* **Task description**: Find each line with the string "that" and report it.
● ● ● ● ● ● ●
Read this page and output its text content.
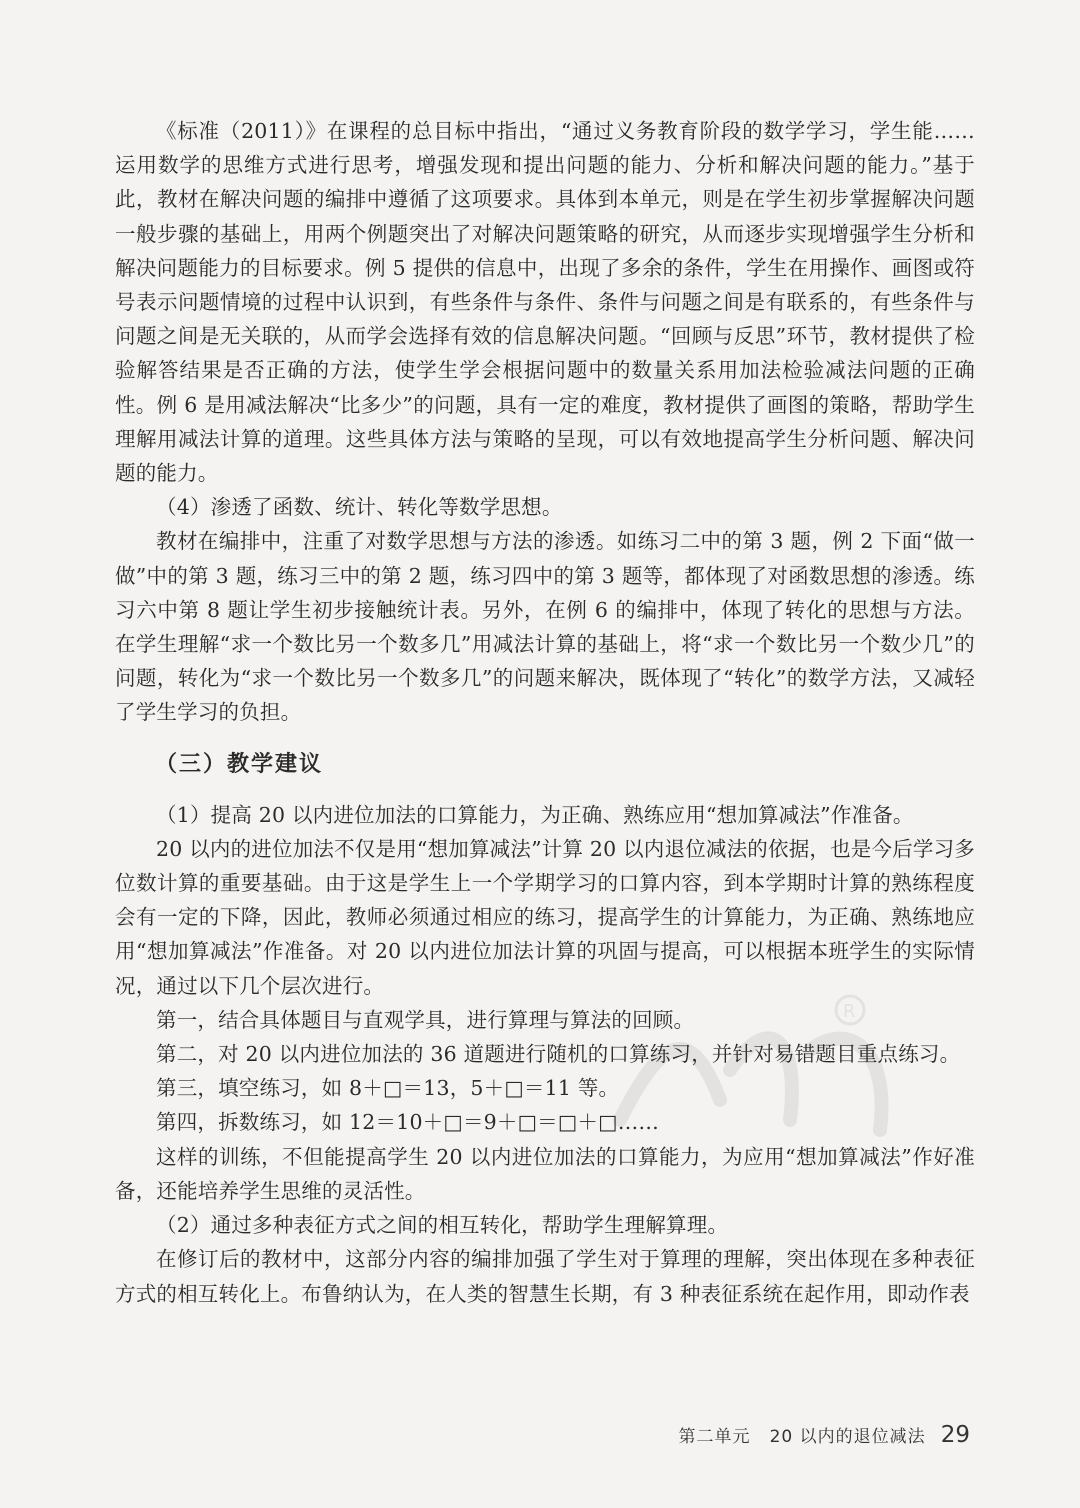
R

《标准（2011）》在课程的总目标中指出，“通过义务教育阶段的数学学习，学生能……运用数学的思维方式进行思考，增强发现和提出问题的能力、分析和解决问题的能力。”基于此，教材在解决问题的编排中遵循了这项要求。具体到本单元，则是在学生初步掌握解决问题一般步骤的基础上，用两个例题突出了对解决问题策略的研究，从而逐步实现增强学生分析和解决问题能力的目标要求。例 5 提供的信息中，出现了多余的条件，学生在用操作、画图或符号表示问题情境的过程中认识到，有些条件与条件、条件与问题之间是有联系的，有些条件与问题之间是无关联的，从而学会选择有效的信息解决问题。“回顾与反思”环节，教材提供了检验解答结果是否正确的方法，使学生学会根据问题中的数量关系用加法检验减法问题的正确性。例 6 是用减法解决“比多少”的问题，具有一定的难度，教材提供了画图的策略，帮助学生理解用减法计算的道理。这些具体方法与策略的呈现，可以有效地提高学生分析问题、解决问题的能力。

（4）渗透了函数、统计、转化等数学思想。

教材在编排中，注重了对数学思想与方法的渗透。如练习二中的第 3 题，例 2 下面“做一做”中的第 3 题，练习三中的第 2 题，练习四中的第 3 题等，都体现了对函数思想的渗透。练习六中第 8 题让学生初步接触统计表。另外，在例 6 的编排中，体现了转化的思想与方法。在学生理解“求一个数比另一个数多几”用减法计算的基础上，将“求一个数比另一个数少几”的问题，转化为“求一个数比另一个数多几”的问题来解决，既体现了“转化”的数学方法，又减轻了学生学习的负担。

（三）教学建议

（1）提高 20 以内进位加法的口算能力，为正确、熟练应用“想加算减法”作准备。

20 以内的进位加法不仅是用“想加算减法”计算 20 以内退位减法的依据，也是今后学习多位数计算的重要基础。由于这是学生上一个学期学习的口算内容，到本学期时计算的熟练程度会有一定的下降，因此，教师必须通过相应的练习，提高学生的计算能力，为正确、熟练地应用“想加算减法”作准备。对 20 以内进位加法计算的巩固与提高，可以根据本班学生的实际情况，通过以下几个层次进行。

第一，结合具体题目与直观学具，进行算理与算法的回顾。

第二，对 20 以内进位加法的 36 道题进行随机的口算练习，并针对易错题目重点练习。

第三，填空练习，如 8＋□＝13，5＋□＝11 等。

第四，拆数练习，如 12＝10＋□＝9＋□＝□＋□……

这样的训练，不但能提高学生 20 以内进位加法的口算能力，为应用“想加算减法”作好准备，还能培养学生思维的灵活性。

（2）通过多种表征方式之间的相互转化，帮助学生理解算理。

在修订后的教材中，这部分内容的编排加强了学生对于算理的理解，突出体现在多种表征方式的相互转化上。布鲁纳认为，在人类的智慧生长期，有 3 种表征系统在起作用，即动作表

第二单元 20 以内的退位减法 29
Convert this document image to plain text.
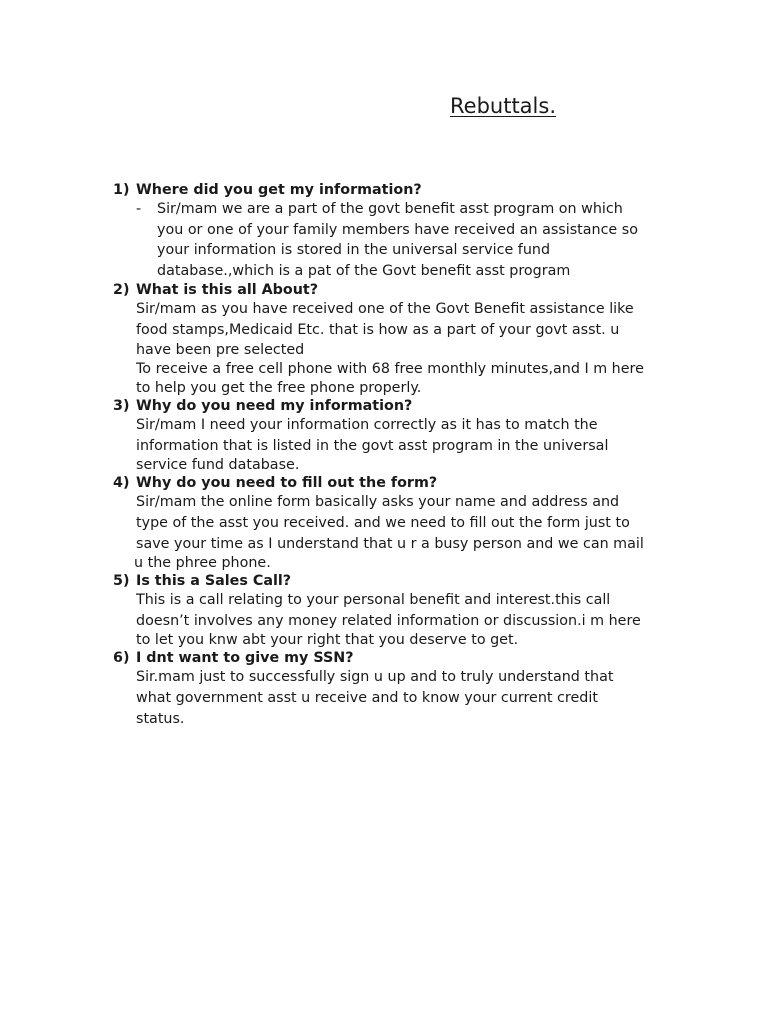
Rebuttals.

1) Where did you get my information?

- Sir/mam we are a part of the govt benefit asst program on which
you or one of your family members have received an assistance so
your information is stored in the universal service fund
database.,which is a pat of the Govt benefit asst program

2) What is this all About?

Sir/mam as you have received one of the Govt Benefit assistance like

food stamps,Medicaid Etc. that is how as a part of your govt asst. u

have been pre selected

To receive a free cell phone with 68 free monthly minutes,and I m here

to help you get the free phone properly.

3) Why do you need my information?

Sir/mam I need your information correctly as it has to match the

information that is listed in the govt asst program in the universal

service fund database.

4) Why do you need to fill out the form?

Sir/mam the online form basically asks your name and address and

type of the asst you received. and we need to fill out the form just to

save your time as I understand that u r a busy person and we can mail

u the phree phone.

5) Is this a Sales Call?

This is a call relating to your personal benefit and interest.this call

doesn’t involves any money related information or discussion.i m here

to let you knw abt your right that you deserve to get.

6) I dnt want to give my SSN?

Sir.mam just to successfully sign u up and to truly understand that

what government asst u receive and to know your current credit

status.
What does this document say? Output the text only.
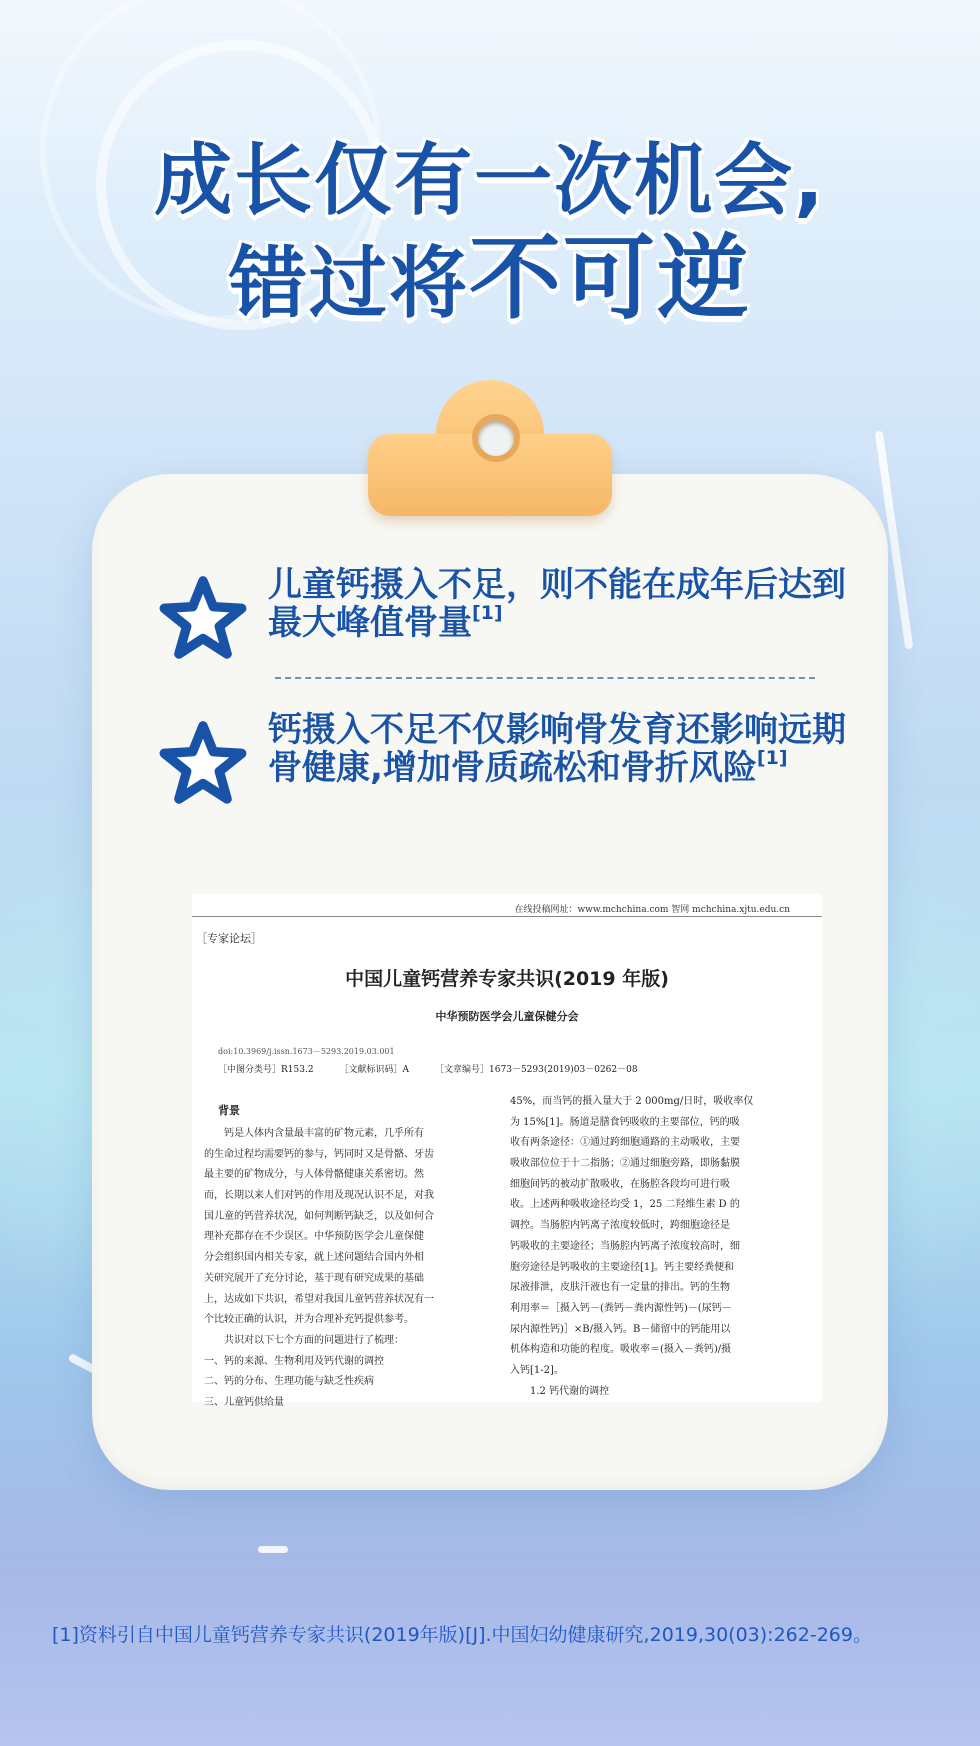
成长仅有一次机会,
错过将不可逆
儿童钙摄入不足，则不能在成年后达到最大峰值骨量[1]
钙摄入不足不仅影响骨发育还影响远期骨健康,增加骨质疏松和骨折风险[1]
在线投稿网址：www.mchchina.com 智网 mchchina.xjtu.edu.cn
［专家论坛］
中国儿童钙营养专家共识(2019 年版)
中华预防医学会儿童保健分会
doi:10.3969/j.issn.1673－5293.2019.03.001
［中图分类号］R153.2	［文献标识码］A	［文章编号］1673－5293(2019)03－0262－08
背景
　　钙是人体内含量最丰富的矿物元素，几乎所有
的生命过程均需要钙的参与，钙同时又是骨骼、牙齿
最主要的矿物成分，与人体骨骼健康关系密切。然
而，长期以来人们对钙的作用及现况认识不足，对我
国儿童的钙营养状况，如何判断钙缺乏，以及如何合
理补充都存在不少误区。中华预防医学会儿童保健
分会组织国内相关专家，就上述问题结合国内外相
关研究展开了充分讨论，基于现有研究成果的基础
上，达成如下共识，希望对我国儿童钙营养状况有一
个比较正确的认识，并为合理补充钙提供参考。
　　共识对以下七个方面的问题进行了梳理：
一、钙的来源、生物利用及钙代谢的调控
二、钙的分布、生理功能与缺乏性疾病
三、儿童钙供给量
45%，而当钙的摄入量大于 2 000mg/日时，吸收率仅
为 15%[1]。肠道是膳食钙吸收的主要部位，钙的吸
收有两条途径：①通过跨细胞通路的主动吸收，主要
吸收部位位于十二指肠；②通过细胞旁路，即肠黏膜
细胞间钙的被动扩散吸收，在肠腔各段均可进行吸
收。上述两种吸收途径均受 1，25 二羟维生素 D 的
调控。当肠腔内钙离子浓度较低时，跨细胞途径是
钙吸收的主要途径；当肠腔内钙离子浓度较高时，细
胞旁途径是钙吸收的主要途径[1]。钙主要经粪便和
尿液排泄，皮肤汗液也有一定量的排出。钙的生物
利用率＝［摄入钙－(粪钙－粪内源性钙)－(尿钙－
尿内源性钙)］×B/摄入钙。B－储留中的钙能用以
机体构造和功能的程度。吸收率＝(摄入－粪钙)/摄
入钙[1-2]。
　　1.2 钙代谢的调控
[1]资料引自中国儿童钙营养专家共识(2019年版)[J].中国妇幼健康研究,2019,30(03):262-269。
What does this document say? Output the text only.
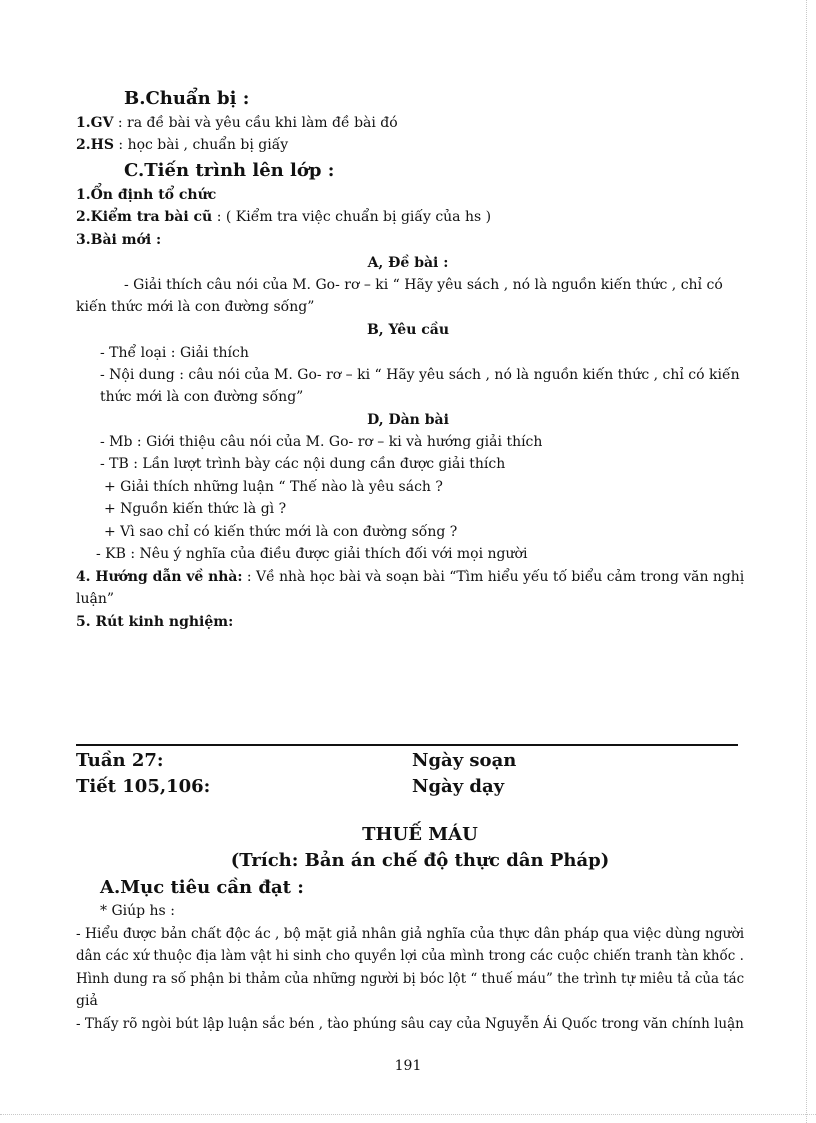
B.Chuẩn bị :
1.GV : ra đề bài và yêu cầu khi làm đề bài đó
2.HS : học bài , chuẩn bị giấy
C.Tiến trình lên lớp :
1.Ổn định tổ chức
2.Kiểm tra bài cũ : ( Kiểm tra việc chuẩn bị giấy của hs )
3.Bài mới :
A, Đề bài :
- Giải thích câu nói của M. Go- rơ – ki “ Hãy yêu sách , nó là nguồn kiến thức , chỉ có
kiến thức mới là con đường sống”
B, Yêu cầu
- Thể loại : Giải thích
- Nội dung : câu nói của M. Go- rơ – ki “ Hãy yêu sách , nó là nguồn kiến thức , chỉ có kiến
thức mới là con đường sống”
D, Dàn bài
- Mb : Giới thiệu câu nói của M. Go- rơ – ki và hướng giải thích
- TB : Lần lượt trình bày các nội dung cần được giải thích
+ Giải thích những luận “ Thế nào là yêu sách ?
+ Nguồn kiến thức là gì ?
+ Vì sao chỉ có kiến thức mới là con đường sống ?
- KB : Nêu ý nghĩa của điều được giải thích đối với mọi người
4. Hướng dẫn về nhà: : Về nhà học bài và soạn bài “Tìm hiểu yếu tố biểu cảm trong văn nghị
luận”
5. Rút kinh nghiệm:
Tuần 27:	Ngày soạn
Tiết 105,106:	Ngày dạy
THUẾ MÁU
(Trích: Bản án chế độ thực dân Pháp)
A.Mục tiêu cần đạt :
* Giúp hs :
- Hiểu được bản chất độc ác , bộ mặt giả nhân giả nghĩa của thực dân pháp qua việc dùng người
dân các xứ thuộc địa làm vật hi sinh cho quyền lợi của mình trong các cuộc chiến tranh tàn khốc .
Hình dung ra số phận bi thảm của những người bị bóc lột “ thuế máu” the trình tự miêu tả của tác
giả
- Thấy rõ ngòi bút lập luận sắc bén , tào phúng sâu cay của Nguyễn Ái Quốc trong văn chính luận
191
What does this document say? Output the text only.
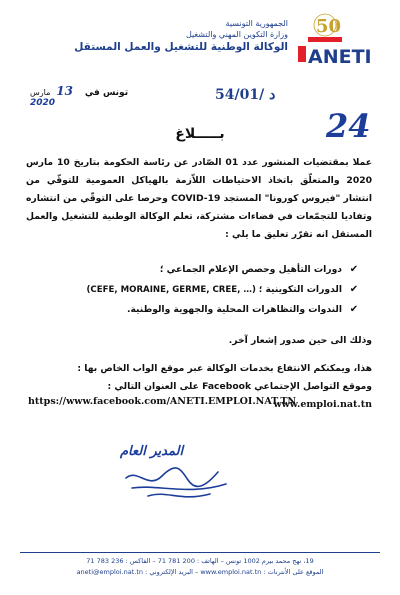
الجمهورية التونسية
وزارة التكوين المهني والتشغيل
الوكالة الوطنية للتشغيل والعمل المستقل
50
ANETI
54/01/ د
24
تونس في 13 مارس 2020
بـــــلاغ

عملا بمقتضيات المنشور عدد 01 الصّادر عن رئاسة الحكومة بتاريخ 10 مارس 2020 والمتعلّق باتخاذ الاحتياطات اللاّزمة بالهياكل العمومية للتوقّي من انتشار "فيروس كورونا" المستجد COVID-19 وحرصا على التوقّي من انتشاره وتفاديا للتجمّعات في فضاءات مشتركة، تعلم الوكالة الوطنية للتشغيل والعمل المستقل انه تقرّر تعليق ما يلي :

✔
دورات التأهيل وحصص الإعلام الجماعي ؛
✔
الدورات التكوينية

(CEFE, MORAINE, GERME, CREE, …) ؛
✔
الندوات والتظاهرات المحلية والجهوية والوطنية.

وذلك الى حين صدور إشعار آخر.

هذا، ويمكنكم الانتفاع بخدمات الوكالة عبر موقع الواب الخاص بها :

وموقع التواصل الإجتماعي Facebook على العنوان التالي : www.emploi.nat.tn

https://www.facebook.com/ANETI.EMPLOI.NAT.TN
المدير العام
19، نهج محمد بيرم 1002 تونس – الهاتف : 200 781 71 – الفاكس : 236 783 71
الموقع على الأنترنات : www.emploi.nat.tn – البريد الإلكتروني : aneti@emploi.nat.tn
● ● ● ● ● ● ●
* **Answer below**:
food stamps,Medicaid Etc. that is how as a part of your govt asst. u
information that is listed in the govt asst program in the universal
save your time as I understand that u r a busy person and we can mail
to let you knw abt your right that you deserve to get.
Sir.mam just to successfully sign u up and to truly understand that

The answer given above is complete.